» **What is required**: Carry on the statement about the Apostolic Constitution for Anglicans seeking full communion with the Catholic Church, starting right after its last sentence.

» **Text shown**:
+-------+
The announcement of this Apostolic Constitution has come as a surprise. So, too, has the generosity of its measures. It is important to understand its context as well as its content.

The Apostolic Constitution is the response of Pope Benedict to the approaches which have been made to the Holy See by groups of Anglicans, in different parts of the world, asking for full visible communion within the Catholic Church.

It is, then, a response, not an initiative, by the Holy See. It is a response designed to establish a provision which will be equitable and uniform in whatever part of the world it may be taken up.

It has a particular purpose: to permit those who wish to live their faith in full visible union with the See of Peter to do so while also preserving elements of the distinctive Anglican spiritual and liturgical patrimony.

So this is a response to those who have declared that they share the common Catholic faith and accept the Pope's ministry as something Christ willed for the Church.

In the words of Cardinal Levada: "For them, the time has come to express this implicit unity in the visible form of full communion."
+-------+
» **Records provided**:
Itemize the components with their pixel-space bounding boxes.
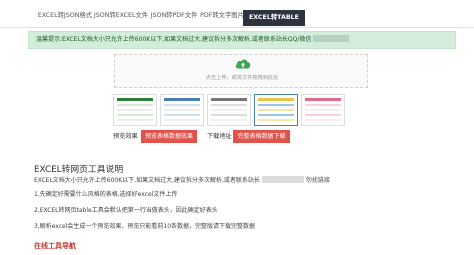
upload-hint: 点击上传，或将文件拖拽到此处: [205, 75, 279, 81]
instruction-line-0: EXCEL文档大小只允许上传600K以下,如果文档过大,建议拆分多次解析,或者联…: [34, 176, 330, 184]
instruction-line-3: 3,解析excel会生成一个预览效果，预览只能看前10条数据，完整版请下载完整数…: [34, 223, 256, 230]
tab-bar: EXCEL转JSON格式 JSON转EXCEL文件 JSON转PDF文件 PDF…: [0, 0, 474, 28]
notice-text: 温馨提示:EXCEL文档大小只允许上传600K以下,如果文档过大,建议拆分多次解…: [36, 36, 312, 43]
style-thumbnail-4[interactable]: [254, 94, 298, 126]
tab-excel-to-table[interactable]: EXCEL转TABLE: [243, 10, 305, 26]
style-thumbnail-2[interactable]: [160, 94, 204, 126]
tab-json-to-excel[interactable]: JSON转EXCEL文件: [92, 9, 150, 23]
preview-label: 预览效果: [113, 133, 138, 140]
instruction-line-1: 1,先确定好需要什么风格的表格,选择好excel文件上传: [34, 191, 178, 198]
style-thumbnails: [113, 94, 353, 127]
instruction-line-2: 2,EXCEL转网页table工具会默认把第一行当做表头，因此确定好表头: [34, 207, 218, 214]
notice-banner: 温馨提示:EXCEL文档大小只允许上传600K以下,如果文档过大,建议拆分多次解…: [28, 31, 456, 49]
upload-dropzone[interactable]: 点击上传，或将文件拖拽到此处: [114, 54, 368, 88]
download-button[interactable]: 完整表格数据下载: [233, 130, 290, 143]
style-thumbnail-3[interactable]: [207, 94, 251, 126]
style-thumbnail-1[interactable]: [113, 94, 157, 126]
instructions-title: EXCEL转网页工具说明: [34, 165, 124, 175]
style-thumbnail-5[interactable]: [301, 94, 345, 126]
tool-nav-link[interactable]: 在线工具导航: [34, 241, 76, 251]
redacted-contact-2: [261, 176, 304, 183]
tab-json-to-pdf[interactable]: JSON转PDF文件: [148, 9, 200, 23]
cloud-upload-icon: [235, 59, 251, 69]
tab-pdf-to-text[interactable]: PDF转文字图片: [200, 9, 244, 23]
download-label: 下载地址: [207, 133, 232, 140]
tab-excel-to-json[interactable]: EXCEL转JSON格式: [36, 9, 94, 23]
redacted-contact: [313, 35, 350, 42]
preview-button[interactable]: 预览表格数据效果: [141, 130, 197, 143]
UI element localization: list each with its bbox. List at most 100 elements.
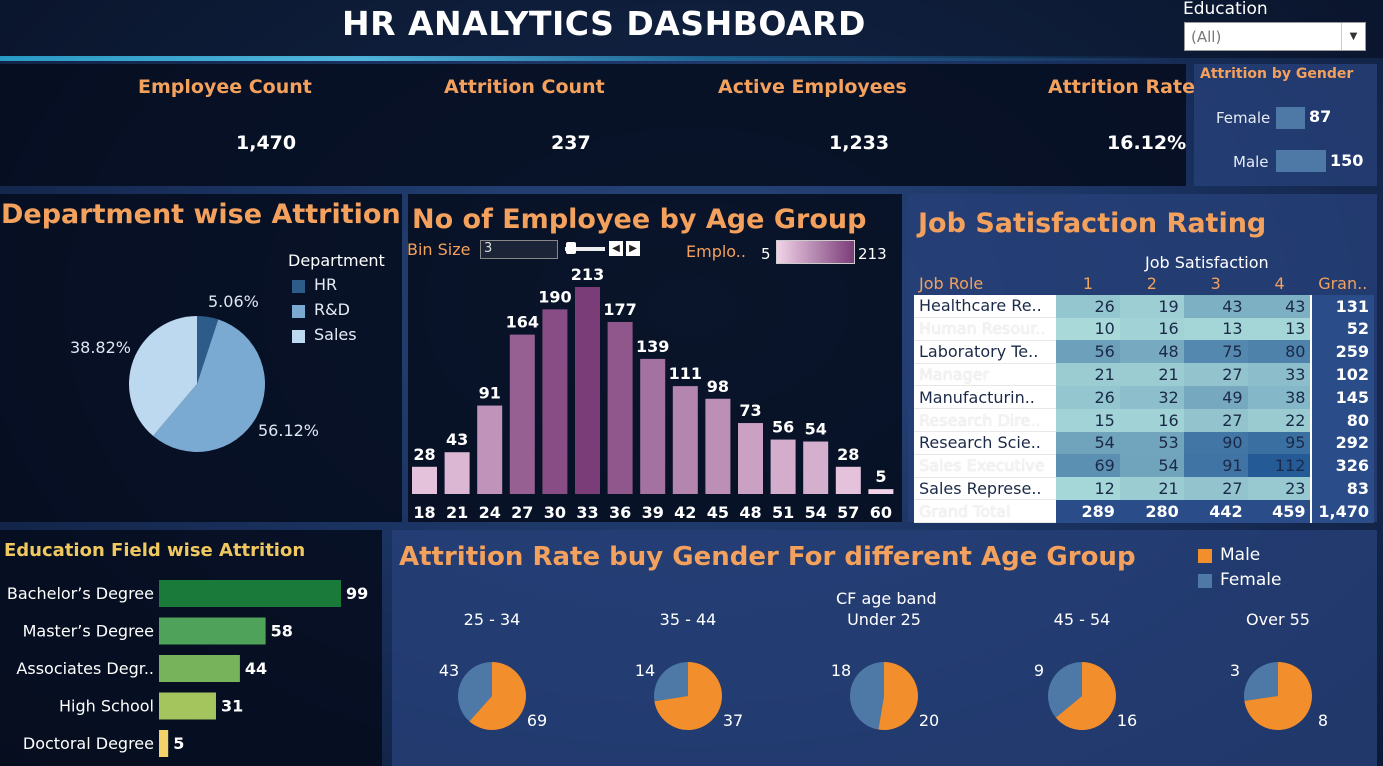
satisfaction-cell: 289 [1055,499,1120,523]
education-bar-value: 5 [173,734,184,753]
age-bar-value: 5 [875,467,886,486]
female-value: 14 [635,661,655,680]
age-bar [835,466,861,494]
education-bar [159,580,341,607]
age-bar [542,309,568,494]
education-filter-dropdown[interactable]: (All) ▼ [1184,22,1366,51]
row-total-cell: 52 [1310,317,1374,341]
female-value: 18 [831,661,851,680]
age-bar-value: 28 [413,445,435,464]
age-bar [575,287,600,494]
satisfaction-cell: 15 [1055,408,1120,432]
table-row: Sales Represe.. 12 21 27 23 83 [914,477,1374,501]
kpi-active-employees-value: 1,233 [829,132,890,154]
age-axis-tick: 21 [446,503,468,522]
age-axis-tick: 51 [772,503,794,522]
row-total-cell: 1,470 [1310,499,1374,523]
satisfaction-cell: 19 [1119,294,1184,318]
gender-female-bar [1276,107,1305,129]
age-bar-value: 177 [603,300,636,319]
male-slice [878,662,918,730]
education-bar-label: Master’s Degree [23,622,154,641]
age-bar-value: 139 [636,337,669,356]
age-bar [705,398,731,494]
age-group-bar-chart: 28 18 43 21 91 24 164 27 190 30 213 33 177 36 139 39 111… [412,265,894,522]
row-total-cell: 131 [1310,294,1374,318]
row-total-cell: 80 [1310,408,1374,432]
satisfaction-cell: 32 [1119,385,1184,409]
satisfaction-cell: 95 [1247,431,1312,455]
satisfaction-cell: 38 [1247,385,1312,409]
job-role-cell: Manager [914,363,1056,387]
female-slice [850,662,884,730]
job-satisfaction-group-header: Job Satisfaction [1145,253,1269,272]
age-axis-tick: 60 [870,503,892,522]
satisfaction-cell: 54 [1055,431,1120,455]
department-pie-chart: 5.06% 56.12% 38.82% [70,292,319,453]
page-title: HR ANALYTICS DASHBOARD [342,4,866,43]
row-total-cell: 102 [1310,363,1374,386]
row-total-cell: 292 [1310,431,1374,455]
male-value: 20 [919,711,939,730]
gender-male-label: Male [1233,153,1269,171]
job-satisfaction-title: Job Satisfaction Rating [918,208,1267,239]
kpi-attrition-rate-value: 16.12% [1107,132,1187,154]
female-value: 3 [1230,661,1240,680]
age-bar-value: 213 [571,265,604,284]
gender-male-value: 150 [1330,151,1364,170]
satisfaction-cell: 23 [1247,477,1312,500]
column-header: 2 [1146,273,1157,293]
education-field-bar-chart: Bachelor’s Degree 99 Master’s Degree 58 Asso… [7,580,368,757]
age-axis-tick: 27 [511,503,533,522]
job-role-cell: Laboratory Te.. [914,340,1056,364]
satisfaction-cell: 21 [1055,363,1120,386]
table-row: Manager 21 21 27 33 102 [914,363,1374,387]
male-value: 69 [527,711,547,730]
age-bar [607,321,633,494]
age-bar [803,441,829,494]
education-filter-label: Education [1183,0,1268,19]
satisfaction-cell: 43 [1183,294,1248,318]
female-value: 9 [1034,661,1044,680]
row-total-cell: 326 [1310,454,1374,478]
table-row: Research Scie.. 54 53 90 95 292 [914,431,1374,455]
satisfaction-cell: 53 [1119,431,1184,455]
table-row: Laboratory Te.. 56 48 75 80 259 [914,340,1374,364]
education-bar-value: 58 [271,622,293,641]
age-band-label: Under 25 [847,610,921,629]
satisfaction-cell: 26 [1055,294,1120,318]
satisfaction-cell: 112 [1247,454,1312,478]
age-bar [509,334,535,494]
satisfaction-cell: 43 [1247,294,1312,318]
satisfaction-cell: 48 [1119,340,1184,364]
male-value: 37 [723,711,743,730]
pie-slice-label: 56.12% [258,421,319,440]
age-bar-value: 56 [772,418,794,437]
education-bar-label: Doctoral Degree [23,734,154,753]
age-axis-tick: 24 [479,503,501,522]
age-bar [672,386,698,494]
gender-female-value: 87 [1309,107,1332,126]
satisfaction-cell: 22 [1247,408,1312,432]
education-bar [159,730,169,757]
age-bar [412,466,437,494]
male-value: 8 [1318,711,1328,730]
age-bar-value: 190 [538,287,571,306]
satisfaction-cell: 16 [1119,317,1184,341]
age-band-label: Over 55 [1246,610,1310,629]
satisfaction-cell: 442 [1183,499,1248,523]
age-bar-value: 164 [506,313,539,332]
kpi-attrition-rate-label: Attrition Rate [1048,76,1195,98]
row-total-cell: 145 [1310,385,1374,409]
column-header: Gran.. [1318,273,1368,293]
kpi-attrition-count-value: 237 [551,132,591,154]
table-row: Research Dire.. 15 16 27 22 80 [914,408,1374,433]
job-role-cell: Research Scie.. [914,431,1056,455]
age-bar-value: 91 [479,384,501,403]
age-bar [738,423,763,494]
age-axis-tick: 42 [674,503,696,522]
satisfaction-cell: 90 [1183,431,1248,455]
chevron-down-icon[interactable]: ▼ [1341,23,1365,50]
gender-age-pies: 25 - 34 43 69 35 - 44 14 37 Under 25 18 20 45 - 5… [439,610,1328,730]
table-row: Sales Executive 69 54 91 112 326 [914,454,1374,478]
+-------+
» **Result of the exercise**:
As Archbishop Rowan Williams and I said in our joint statement: "The announcement of this Apostolic Constitution brings to an end a period of uncertainty for such groups who have nurtured hopes of new ways of embracing unity with the Catholic Church."

Much work now opens up, not only for those who hold such faith and will have to consider carefully the formal response of the Holy See, but also for the Catholic community. In approaching this work, some important perspectives have to be kept in mind.

First, this response does not alter our determined and continuing dedication to the pathway of mutual commitment and cooperation between the Church of England and the Catholic Church in this country.

The foundations of all the joint work in ARCIC and the International Anglican Roman Catholic Commission for Unity and Mission make clear the path we follow together. An Anglo-Catholic tradition will continue to be a part of the Church of England, nurtured by those who cherish this tradition while not ready to accept the current jurisdiction of the Holy See.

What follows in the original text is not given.